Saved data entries
****

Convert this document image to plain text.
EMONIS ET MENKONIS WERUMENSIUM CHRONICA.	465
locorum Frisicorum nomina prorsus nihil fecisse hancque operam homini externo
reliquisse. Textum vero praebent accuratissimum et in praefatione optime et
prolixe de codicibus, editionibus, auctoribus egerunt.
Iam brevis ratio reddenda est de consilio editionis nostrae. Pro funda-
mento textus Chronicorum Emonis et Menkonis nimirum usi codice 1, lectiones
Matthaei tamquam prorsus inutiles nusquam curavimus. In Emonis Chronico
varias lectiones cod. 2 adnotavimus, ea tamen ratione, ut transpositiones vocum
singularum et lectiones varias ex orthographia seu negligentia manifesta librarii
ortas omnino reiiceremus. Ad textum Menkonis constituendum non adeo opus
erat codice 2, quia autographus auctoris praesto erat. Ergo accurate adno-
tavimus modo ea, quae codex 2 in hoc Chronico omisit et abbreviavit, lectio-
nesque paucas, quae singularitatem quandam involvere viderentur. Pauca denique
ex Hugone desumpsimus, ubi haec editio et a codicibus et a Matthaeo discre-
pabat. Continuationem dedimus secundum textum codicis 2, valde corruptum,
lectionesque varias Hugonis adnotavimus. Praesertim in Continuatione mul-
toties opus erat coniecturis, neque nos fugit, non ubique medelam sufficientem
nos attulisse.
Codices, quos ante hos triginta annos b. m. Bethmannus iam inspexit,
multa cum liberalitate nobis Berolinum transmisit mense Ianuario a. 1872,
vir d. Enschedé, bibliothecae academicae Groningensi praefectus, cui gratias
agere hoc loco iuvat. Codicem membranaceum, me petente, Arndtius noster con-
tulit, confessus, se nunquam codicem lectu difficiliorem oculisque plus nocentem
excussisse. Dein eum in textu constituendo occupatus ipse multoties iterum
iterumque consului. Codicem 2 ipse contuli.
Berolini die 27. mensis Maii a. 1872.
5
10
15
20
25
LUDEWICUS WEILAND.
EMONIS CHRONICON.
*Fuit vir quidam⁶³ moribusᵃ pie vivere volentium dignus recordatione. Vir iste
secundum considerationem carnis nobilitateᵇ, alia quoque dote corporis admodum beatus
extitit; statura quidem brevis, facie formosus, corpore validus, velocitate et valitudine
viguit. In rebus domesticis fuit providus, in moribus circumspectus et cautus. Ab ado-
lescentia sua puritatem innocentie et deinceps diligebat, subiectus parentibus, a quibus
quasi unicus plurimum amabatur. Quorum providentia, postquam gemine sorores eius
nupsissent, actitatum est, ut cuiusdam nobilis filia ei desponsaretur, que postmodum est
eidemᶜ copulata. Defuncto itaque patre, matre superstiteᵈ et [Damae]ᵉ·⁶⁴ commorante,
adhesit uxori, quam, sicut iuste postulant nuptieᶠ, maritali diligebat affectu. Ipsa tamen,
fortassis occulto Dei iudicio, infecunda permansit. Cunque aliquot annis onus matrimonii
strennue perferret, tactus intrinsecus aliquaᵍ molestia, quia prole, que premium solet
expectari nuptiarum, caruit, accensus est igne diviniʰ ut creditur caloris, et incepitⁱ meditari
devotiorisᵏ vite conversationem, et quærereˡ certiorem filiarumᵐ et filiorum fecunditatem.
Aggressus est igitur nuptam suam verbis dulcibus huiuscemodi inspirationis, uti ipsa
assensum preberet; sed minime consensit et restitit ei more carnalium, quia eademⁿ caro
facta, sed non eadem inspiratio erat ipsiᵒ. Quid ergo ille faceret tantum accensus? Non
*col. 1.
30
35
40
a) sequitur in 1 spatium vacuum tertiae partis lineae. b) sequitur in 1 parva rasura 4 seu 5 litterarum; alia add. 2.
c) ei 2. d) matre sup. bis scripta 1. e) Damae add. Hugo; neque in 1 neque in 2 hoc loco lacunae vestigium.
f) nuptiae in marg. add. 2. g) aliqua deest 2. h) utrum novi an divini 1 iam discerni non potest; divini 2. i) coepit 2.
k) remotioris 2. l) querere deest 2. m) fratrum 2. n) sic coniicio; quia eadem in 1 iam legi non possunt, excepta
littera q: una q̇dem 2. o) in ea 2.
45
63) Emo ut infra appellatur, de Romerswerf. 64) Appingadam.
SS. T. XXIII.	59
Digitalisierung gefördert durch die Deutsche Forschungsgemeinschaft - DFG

****

## Exercise brief
Every entry should be output exactly as written, please.

## Exercise solution
Convert this document image to plain text.
EMONIS ET MENKONIS WERUMENSIUM CHRONICA.	465
locorum Frisicorum nomina prorsus nihil fecisse hancque operam homini externo
reliquisse. Textum vero praebent accuratissimum et in praefatione optime et
prolixe de codicibus, editionibus, auctoribus egerunt.
Iam brevis ratio reddenda est de consilio editionis nostrae. Pro funda-
mento textus Chronicorum Emonis et Menkonis nimirum usi codice 1, lectiones
Matthaei tamquam prorsus inutiles nusquam curavimus. In Emonis Chronico
varias lectiones cod. 2 adnotavimus, ea tamen ratione, ut transpositiones vocum
singularum et lectiones varias ex orthographia seu negligentia manifesta librarii
ortas omnino reiiceremus. Ad textum Menkonis constituendum non adeo opus
erat codice 2, quia autographus auctoris praesto erat. Ergo accurate adno-
tavimus modo ea, quae codex 2 in hoc Chronico omisit et abbreviavit, lectio-
nesque paucas, quae singularitatem quandam involvere viderentur. Pauca denique
ex Hugone desumpsimus, ubi haec editio et a codicibus et a Matthaeo discre-
pabat. Continuationem dedimus secundum textum codicis 2, valde corruptum,
lectionesque varias Hugonis adnotavimus. Praesertim in Continuatione mul-
toties opus erat coniecturis, neque nos fugit, non ubique medelam sufficientem
nos attulisse.
Codices, quos ante hos triginta annos b. m. Bethmannus iam inspexit,
multa cum liberalitate nobis Berolinum transmisit mense Ianuario a. 1872,
vir d. Enschedé, bibliothecae academicae Groningensi praefectus, cui gratias
agere hoc loco iuvat. Codicem membranaceum, me petente, Arndtius noster con-
tulit, confessus, se nunquam codicem lectu difficiliorem oculisque plus nocentem
excussisse. Dein eum in textu constituendo occupatus ipse multoties iterum
iterumque consului. Codicem 2 ipse contuli.
Berolini die 27. mensis Maii a. 1872.
5
10
15
20
25
LUDEWICUS WEILAND.
EMONIS CHRONICON.
*Fuit vir quidam⁶³ moribusᵃ pie vivere volentium dignus recordatione. Vir iste
secundum considerationem carnis nobilitateᵇ, alia quoque dote corporis admodum beatus
extitit; statura quidem brevis, facie formosus, corpore validus, velocitate et valitudine
viguit. In rebus domesticis fuit providus, in moribus circumspectus et cautus. Ab ado-
lescentia sua puritatem innocentie et deinceps diligebat, subiectus parentibus, a quibus
quasi unicus plurimum amabatur. Quorum providentia, postquam gemine sorores eius
nupsissent, actitatum est, ut cuiusdam nobilis filia ei desponsaretur, que postmodum est
eidemᶜ copulata. Defuncto itaque patre, matre superstiteᵈ et [Damae]ᵉ·⁶⁴ commorante,
adhesit uxori, quam, sicut iuste postulant nuptieᶠ, maritali diligebat affectu. Ipsa tamen,
fortassis occulto Dei iudicio, infecunda permansit. Cunque aliquot annis onus matrimonii
strennue perferret, tactus intrinsecus aliquaᵍ molestia, quia prole, que premium solet
expectari nuptiarum, caruit, accensus est igne diviniʰ ut creditur caloris, et incepitⁱ meditari
devotiorisᵏ vite conversationem, et quærereˡ certiorem filiarumᵐ et filiorum fecunditatem.
Aggressus est igitur nuptam suam verbis dulcibus huiuscemodi inspirationis, uti ipsa
assensum preberet; sed minime consensit et restitit ei more carnalium, quia eademⁿ caro
facta, sed non eadem inspiratio erat ipsiᵒ. Quid ergo ille faceret tantum accensus? Non
*col. 1.
30
35
40
a) sequitur in 1 spatium vacuum tertiae partis lineae. b) sequitur in 1 parva rasura 4 seu 5 litterarum; alia add. 2.
c) ei 2. d) matre sup. bis scripta 1. e) Damae add. Hugo; neque in 1 neque in 2 hoc loco lacunae vestigium.
f) nuptiae in marg. add. 2. g) aliqua deest 2. h) utrum novi an divini 1 iam discerni non potest; divini 2. i) coepit 2.
k) remotioris 2. l) querere deest 2. m) fratrum 2. n) sic coniicio; quia eadem in 1 iam legi non possunt, excepta
littera q: una q̇dem 2. o) in ea 2.
45
63) Emo ut infra appellatur, de Romerswerf. 64) Appingadam.
SS. T. XXIII.	59
Digitalisierung gefördert durch die Deutsche Forschungsgemeinschaft - DFG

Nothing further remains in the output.